[Short problem]
What follows is a block of records; restate each one word for word.
┌─ Data in this exercise
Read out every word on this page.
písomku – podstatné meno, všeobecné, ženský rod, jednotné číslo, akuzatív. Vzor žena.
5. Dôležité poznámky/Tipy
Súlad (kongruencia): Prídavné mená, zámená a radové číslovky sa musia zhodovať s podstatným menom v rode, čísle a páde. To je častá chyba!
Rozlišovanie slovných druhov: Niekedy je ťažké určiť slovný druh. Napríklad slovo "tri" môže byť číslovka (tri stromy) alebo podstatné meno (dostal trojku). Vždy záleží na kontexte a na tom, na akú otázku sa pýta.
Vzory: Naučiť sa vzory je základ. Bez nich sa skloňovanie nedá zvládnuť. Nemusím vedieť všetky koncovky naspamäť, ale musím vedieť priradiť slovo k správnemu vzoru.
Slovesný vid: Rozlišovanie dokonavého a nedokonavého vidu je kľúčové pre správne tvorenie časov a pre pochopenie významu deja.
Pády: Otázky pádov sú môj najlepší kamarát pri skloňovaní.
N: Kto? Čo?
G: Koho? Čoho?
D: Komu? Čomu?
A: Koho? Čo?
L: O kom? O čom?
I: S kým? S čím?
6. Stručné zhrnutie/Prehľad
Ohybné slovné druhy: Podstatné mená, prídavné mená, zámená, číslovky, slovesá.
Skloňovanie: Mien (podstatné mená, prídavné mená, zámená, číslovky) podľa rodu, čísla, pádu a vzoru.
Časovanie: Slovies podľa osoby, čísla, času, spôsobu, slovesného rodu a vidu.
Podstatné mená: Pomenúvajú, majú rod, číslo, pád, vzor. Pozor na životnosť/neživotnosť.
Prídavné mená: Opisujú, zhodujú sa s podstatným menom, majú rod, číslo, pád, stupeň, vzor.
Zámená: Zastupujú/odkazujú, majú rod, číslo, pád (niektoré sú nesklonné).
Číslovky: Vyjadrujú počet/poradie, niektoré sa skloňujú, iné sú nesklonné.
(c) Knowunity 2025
└─
[Reply]
Read out every word on this page.
písomku – podstatné meno, všeobecné, ženský rod, jednotné číslo, akuzatív. Vzor žena.
5. Dôležité poznámky/Tipy
Súlad (kongruencia): Prídavné mená, zámená a radové číslovky sa musia zhodovať s podstatným menom v rode, čísle a páde. To je častá chyba!
Rozlišovanie slovných druhov: Niekedy je ťažké určiť slovný druh. Napríklad slovo "tri" môže byť číslovka (tri stromy) alebo podstatné meno (dostal trojku). Vždy záleží na kontexte a na tom, na akú otázku sa pýta.
Vzory: Naučiť sa vzory je základ. Bez nich sa skloňovanie nedá zvládnuť. Nemusím vedieť všetky koncovky naspamäť, ale musím vedieť priradiť slovo k správnemu vzoru.
Slovesný vid: Rozlišovanie dokonavého a nedokonavého vidu je kľúčové pre správne tvorenie časov a pre pochopenie významu deja.
Pády: Otázky pádov sú môj najlepší kamarát pri skloňovaní.
N: Kto? Čo?
G: Koho? Čoho?
D: Komu? Čomu?
A: Koho? Čo?
L: O kom? O čom?
I: S kým? S čím?
6. Stručné zhrnutie/Prehľad
Ohybné slovné druhy: Podstatné mená, prídavné mená, zámená, číslovky, slovesá.
Skloňovanie: Mien (podstatné mená, prídavné mená, zámená, číslovky) podľa rodu, čísla, pádu a vzoru.
Časovanie: Slovies podľa osoby, čísla, času, spôsobu, slovesného rodu a vidu.
Podstatné mená: Pomenúvajú, majú rod, číslo, pád, vzor. Pozor na životnosť/neživotnosť.
Prídavné mená: Opisujú, zhodujú sa s podstatným menom, majú rod, číslo, pád, stupeň, vzor.
Zámená: Zastupujú/odkazujú, majú rod, číslo, pád (niektoré sú nesklonné).
Číslovky: Vyjadrujú počet/poradie, niektoré sa skloňujú, iné sú nesklonné.
(c) Knowunity 2025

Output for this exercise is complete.